## Task to carry out
Pick out the lines below that include the string "требований".

## Input records

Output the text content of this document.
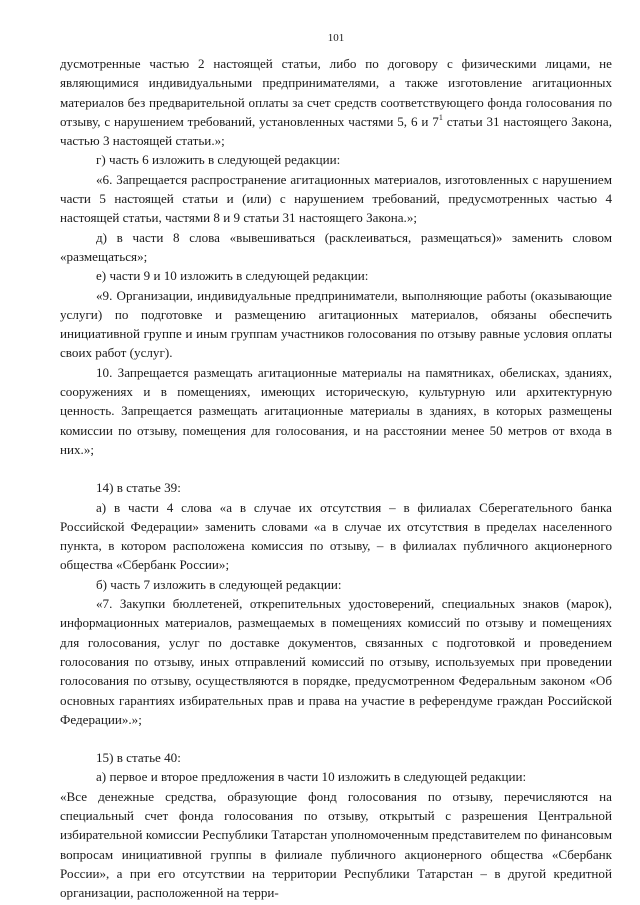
101

дусмотренные частью 2 настоящей статьи, либо по договору с физическими лицами, не являющимися индивидуальными предпринимателями, а также изготовление агитационных материалов без предварительной оплаты за счет средств соответствующего фонда голосования по отзыву, с нарушением требований, установленных частями 5, 6 и $7^1$ статьи 31 настоящего Закона, частью 3 настоящей статьи.»;

г) часть 6 изложить в следующей редакции:

«6. Запрещается распространение агитационных материалов, изготовленных с нарушением части 5 настоящей статьи и (или) с нарушением требований, предусмотренных частью 4 настоящей статьи, частями 8 и 9 статьи 31 настоящего Закона.»;

д) в части 8 слова «вывешиваться (расклеиваться, размещаться)» заменить словом «размещаться»;

е) части 9 и 10 изложить в следующей редакции:

«9. Организации, индивидуальные предприниматели, выполняющие работы (оказывающие услуги) по подготовке и размещению агитационных материалов, обязаны обеспечить инициативной группе и иным группам участников голосования по отзыву равные условия оплаты своих работ (услуг).

10. Запрещается размещать агитационные материалы на памятниках, обелисках, зданиях, сооружениях и в помещениях, имеющих историческую, культурную или архитектурную ценность. Запрещается размещать агитационные материалы в зданиях, в которых размещены комиссии по отзыву, помещения для голосования, и на расстоянии менее 50 метров от входа в них.»;

14) в статье 39:

а) в части 4 слова «а в случае их отсутствия – в филиалах Сберегательного банка Российской Федерации» заменить словами «а в случае их отсутствия в пределах населенного пункта, в котором расположена комиссия по отзыву, – в филиалах публичного акционерного общества «Сбербанк России»;

б) часть 7 изложить в следующей редакции:

«7. Закупки бюллетеней, открепительных удостоверений, специальных знаков (марок), информационных материалов, размещаемых в помещениях комиссий по отзыву и помещениях для голосования, услуг по доставке документов, связанных с подготовкой и проведением голосования по отзыву, иных отправлений комиссий по отзыву, используемых при проведении голосования по отзыву, осуществляются в порядке, предусмотренном Федеральным законом «Об основных гарантиях избирательных прав и права на участие в референдуме граждан Российской Федерации».»;

15) в статье 40:

а) первое и второе предложения в части 10 изложить в следующей редакции:

«Все денежные средства, образующие фонд голосования по отзыву, перечисляются на специальный счет фонда голосования по отзыву, открытый с разрешения Центральной избирательной комиссии Республики Татарстан уполномоченным представителем по финансовым вопросам инициативной группы в филиале публичного акционерного общества «Сбербанк России», а при его отсутствии на территории Республики Татарстан – в другой кредитной организации, расположенной на терри-
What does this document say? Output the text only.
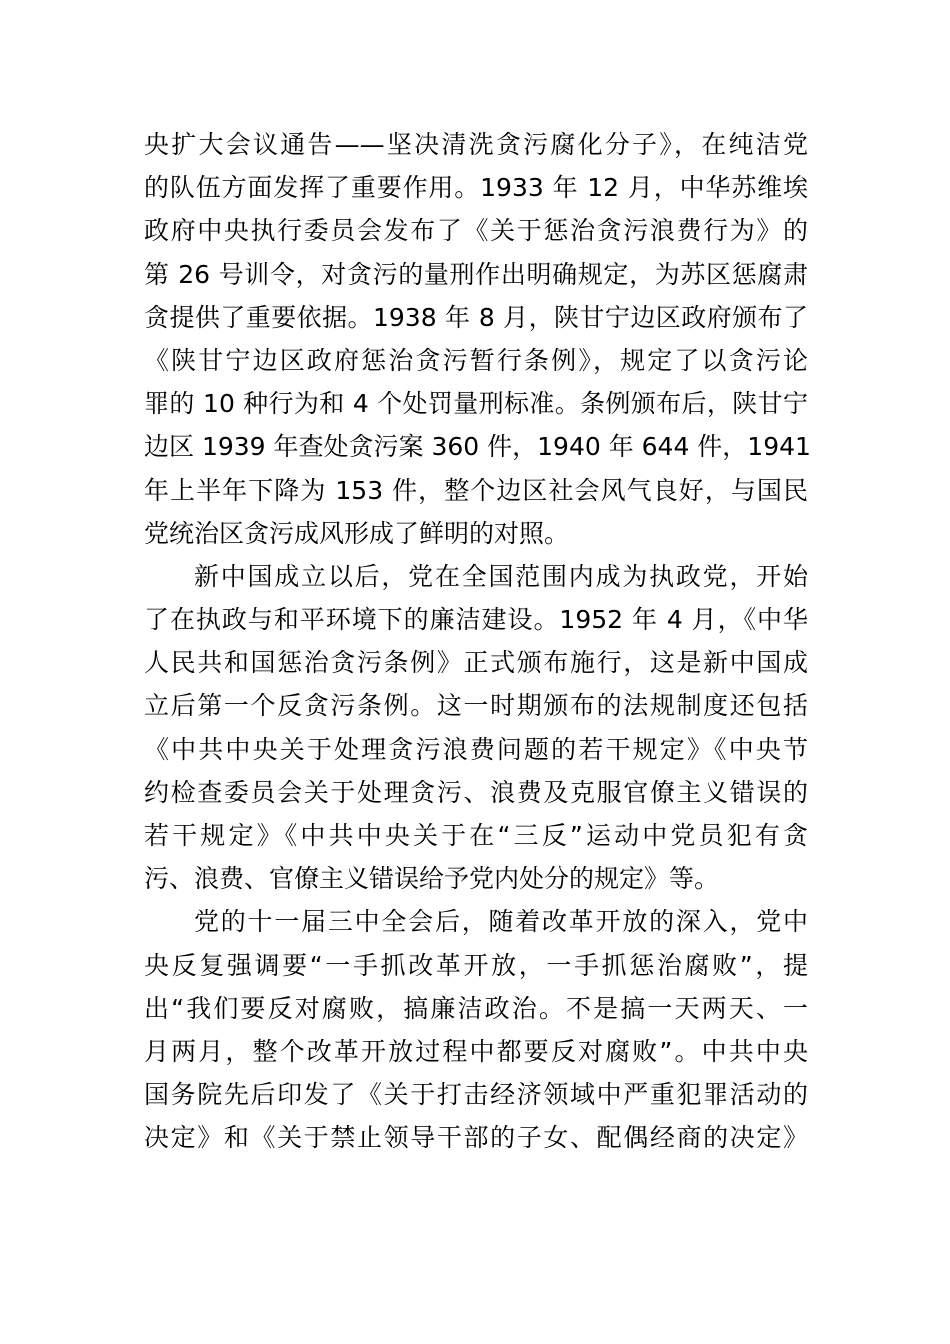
央扩大会议通告——坚决清洗贪污腐化分子》，在纯洁党
的队伍方面发挥了重要作用。1933 年 12 月，中华苏维埃
政府中央执行委员会发布了《关于惩治贪污浪费行为》的
第 26 号训令，对贪污的量刑作出明确规定，为苏区惩腐肃
贪提供了重要依据。1938 年 8 月，陕甘宁边区政府颁布了
《陕甘宁边区政府惩治贪污暂行条例》，规定了以贪污论
罪的 10 种行为和 4 个处罚量刑标准。条例颁布后，陕甘宁
边区 1939 年查处贪污案 360 件，1940 年 644 件，1941
年上半年下降为 153 件，整个边区社会风气良好，与国民
党统治区贪污成风形成了鲜明的对照。
新中国成立以后，党在全国范围内成为执政党，开始
了在执政与和平环境下的廉洁建设。1952 年 4 月，《中华
人民共和国惩治贪污条例》正式颁布施行，这是新中国成
立后第一个反贪污条例。这一时期颁布的法规制度还包括
《中共中央关于处理贪污浪费问题的若干规定》《中央节
约检查委员会关于处理贪污、浪费及克服官僚主义错误的
若干规定》《中共中央关于在“三反”运动中党员犯有贪
污、浪费、官僚主义错误给予党内处分的规定》等。
党的十一届三中全会后，随着改革开放的深入，党中
央反复强调要“一手抓改革开放，一手抓惩治腐败”，提
出“我们要反对腐败，搞廉洁政治。不是搞一天两天、一
月两月，整个改革开放过程中都要反对腐败”。中共中央
国务院先后印发了《关于打击经济领域中严重犯罪活动的
决定》和《关于禁止领导干部的子女、配偶经商的决定》
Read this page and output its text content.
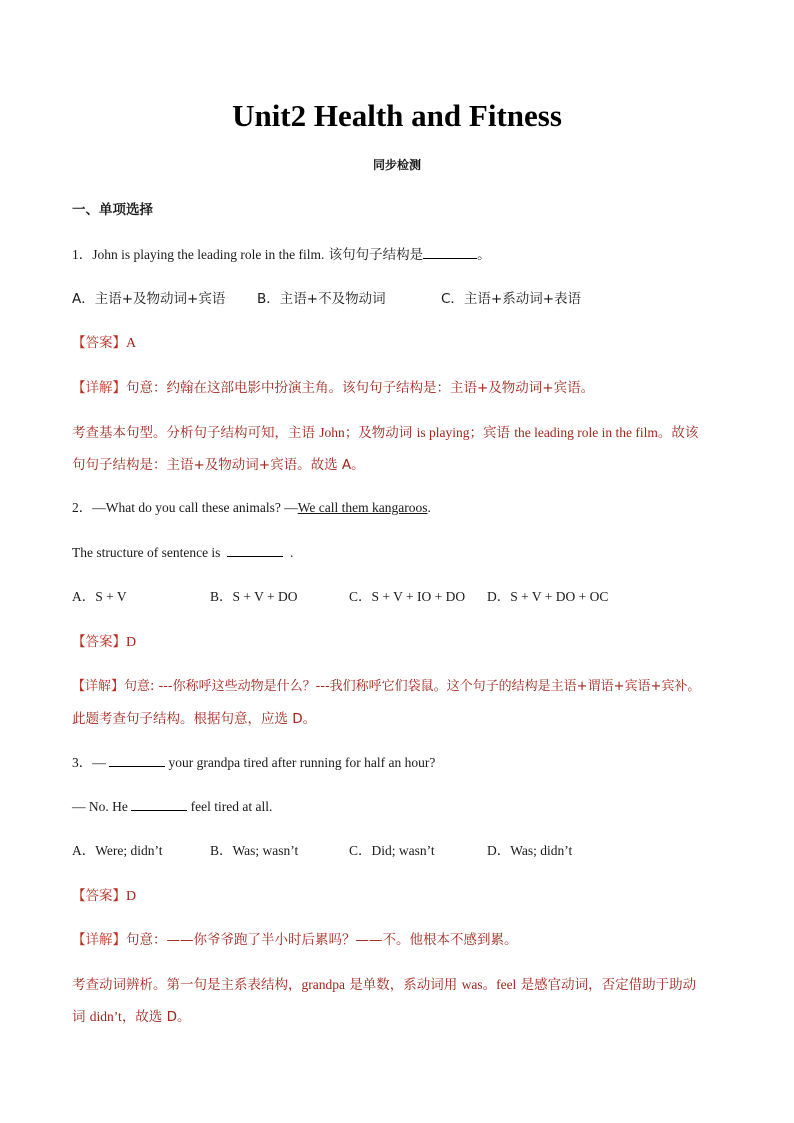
Unit2 Health and Fitness
同步检测
一、单项选择
1．John is playing the leading role in the film. 该句句子结构是	。
A．主语+及物动词+宾语 B．主语+不及物动词	C．主语+系动词+表语
【答案】A
【详解】句意：约翰在这部电影中扮演主角。该句句子结构是：主语+及物动词+宾语。
考查基本句型。分析句子结构可知，主语 John；及物动词 is playing；宾语 the leading role in the film。故该
句句子结构是：主语+及物动词+宾语。故选 A。
2．—What do you call these animals? —We call them kangaroos.
The structure of sentence is	.
A．S + V	B．S + V + DO	C．S + V + IO + DO D．S + V + DO + OC
【答案】D
【详解】句意: ---你称呼这些动物是什么？---我们称呼它们袋鼠。这个句子的结构是主语+谓语+宾语+宾补。
此题考查句子结构。根据句意，应选 D。
3．—	your grandpa tired after running for half an hour?
— No. He	feel tired at all.
A．Were; didn’t	B．Was; wasn’t	C．Did; wasn’t	D．Was; didn’t
【答案】D
【详解】句意：——你爷爷跑了半小时后累吗？——不。他根本不感到累。
考查动词辨析。第一句是主系表结构，grandpa 是单数，系动词用 was。feel 是感官动词，否定借助于助动
词 didn’t，故选 D。
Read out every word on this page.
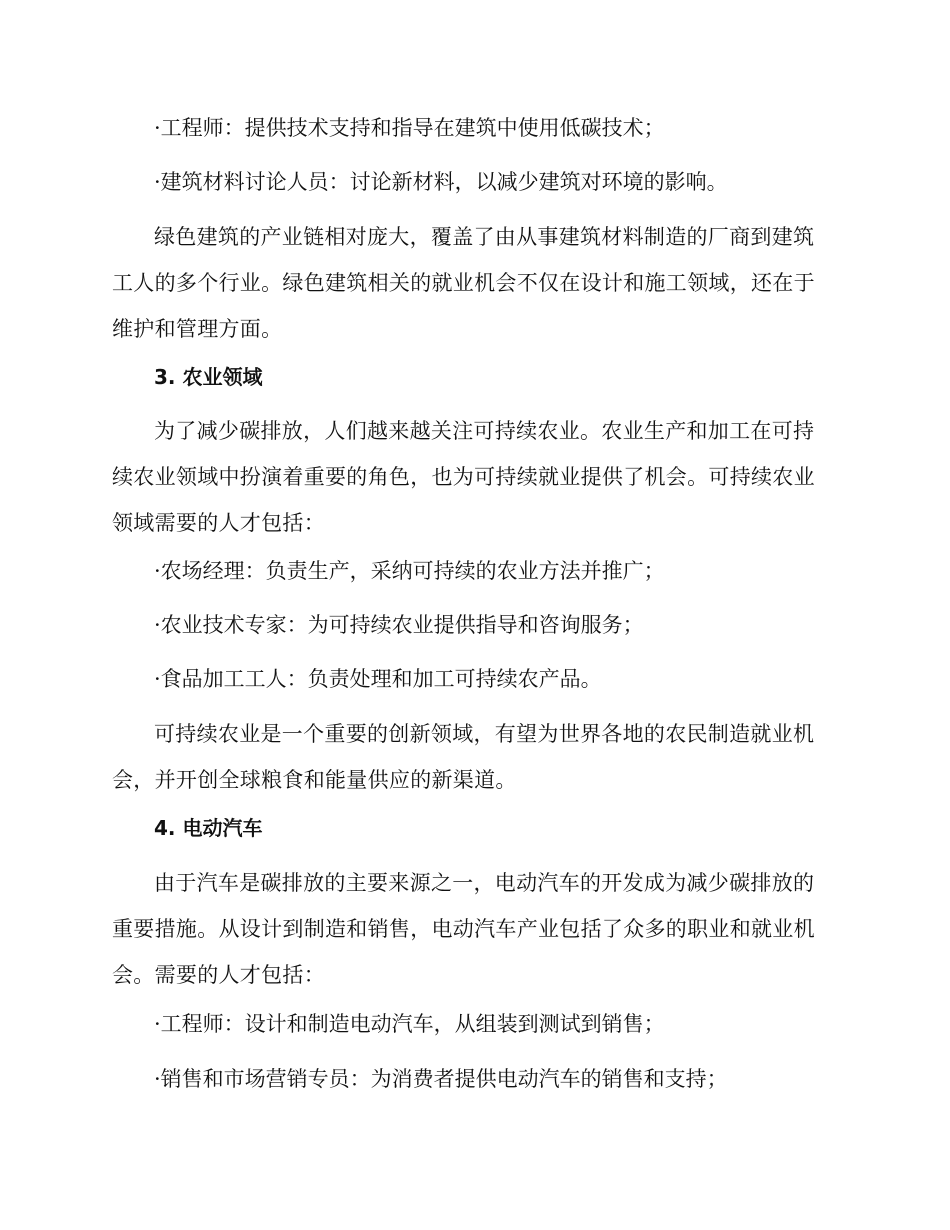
·工程师：提供技术支持和指导在建筑中使用低碳技术；

·建筑材料讨论人员：讨论新材料，以减少建筑对环境的影响。

绿色建筑的产业链相对庞大，覆盖了由从事建筑材料制造的厂商到建筑
工人的多个行业。绿色建筑相关的就业机会不仅在设计和施工领域，还在于
维护和管理方面。
3. 农业领域
为了减少碳排放，人们越来越关注可持续农业。农业生产和加工在可持
续农业领域中扮演着重要的角色，也为可持续就业提供了机会。可持续农业
领域需要的人才包括：

·农场经理：负责生产，采纳可持续的农业方法并推广；

·农业技术专家：为可持续农业提供指导和咨询服务；

·食品加工工人：负责处理和加工可持续农产品。

可持续农业是一个重要的创新领域，有望为世界各地的农民制造就业机
会，并开创全球粮食和能量供应的新渠道。
4. 电动汽车
由于汽车是碳排放的主要来源之一，电动汽车的开发成为减少碳排放的
重要措施。从设计到制造和销售，电动汽车产业包括了众多的职业和就业机
会。需要的人才包括：

·工程师：设计和制造电动汽车，从组装到测试到销售；

·销售和市场营销专员：为消费者提供电动汽车的销售和支持；
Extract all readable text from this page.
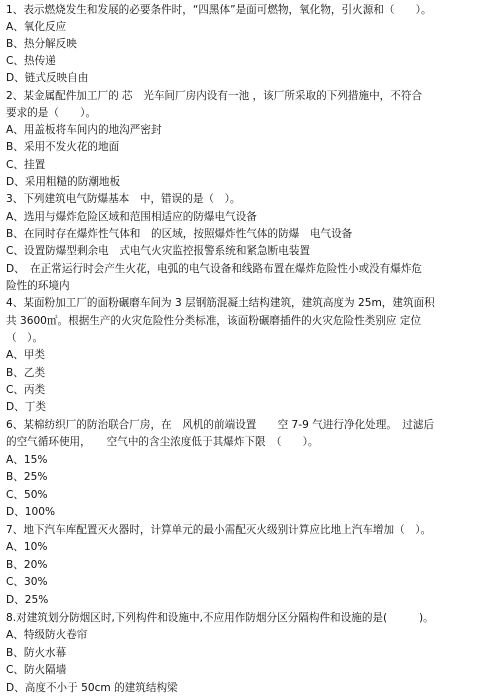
1、表示燃烧发生和发展的必要条件时，“四黑体”是面可燃物，氧化物，引火源和（　　）。
A、氧化反应
B、热分解反映
C、热传递
D、链式反映自由
2、某金属配件加工厂的 芯　光车间厂房内设有一池 ，该厂所采取的下列措施中，不符合
要求的是（　　）。
A、用盖板将车间内的地沟严密封
B、采用不发火花的地面
C、挂置
D、采用粗糙的防潮地板
3、下列建筑电气防爆基本　中，错误的是（　）。
A、选用与爆炸危险区域和范围相适应的防爆电气设备
B、在同时存在爆炸性气体和　的区域，按照爆炸性气体的防爆　电气设备
C、设置防爆型剩余电　式电气火灾监控报警系统和紧急断电装置
D、　在正常运行时会产生火花，电弧的电气设备和线路布置在爆炸危险性小或没有爆炸危
险性的环境内
4、某面粉加工厂的面粉碾磨车间为 3 层钢筋混凝土结构建筑，建筑高度为 25m，建筑面积
共 3600㎡。根据生产的火灾危险性分类标准，该面粉碾磨插件的火灾危险性类别应 定位
（　）。
A、甲类
B、乙类
C、丙类
D、丁类
6、某棉纺织厂的防治联合厂房，在　风机的前端设置　　空 7-9 气进行净化处理。　过滤后
的空气循环使用，　　空气中的含尘浓度低于其爆炸下限　（　　）。
A、15%
B、25%
C、50%
D、100%
7、地下汽车库配置灭火器时，计算单元的最小需配灭火级别计算应比地上汽车增加（　）。
A、10%
B、20%
C、30%
D、25%
8.对建筑划分防烟区时,下列构件和设施中,不应用作防烟分区分隔构件和设施的是(　　　)。
A、特级防火卷帘
B、防火水幕
C、防火隔墙
D、高度不小于 50cm 的建筑结构梁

## Solution to this exercise
дусмотренные частью 2 настоящей статьи, либо по договору с физическими лицами, не являющимися индивидуальными предпринимателями, а также изготовление агитационных материалов без предварительной оплаты за счет средств соответствующего фонда голосования по отзыву, с нарушением требований, установленных частями 5, 6 и $7^1$ статьи 31 настоящего Закона, частью 3 настоящей статьи.»;
«6. Запрещается распространение агитационных материалов, изготовленных с нарушением части 5 настоящей статьи и (или) с нарушением требований, предусмотренных частью 4 настоящей статьи, частями 8 и 9 статьи 31 настоящего Закона.»;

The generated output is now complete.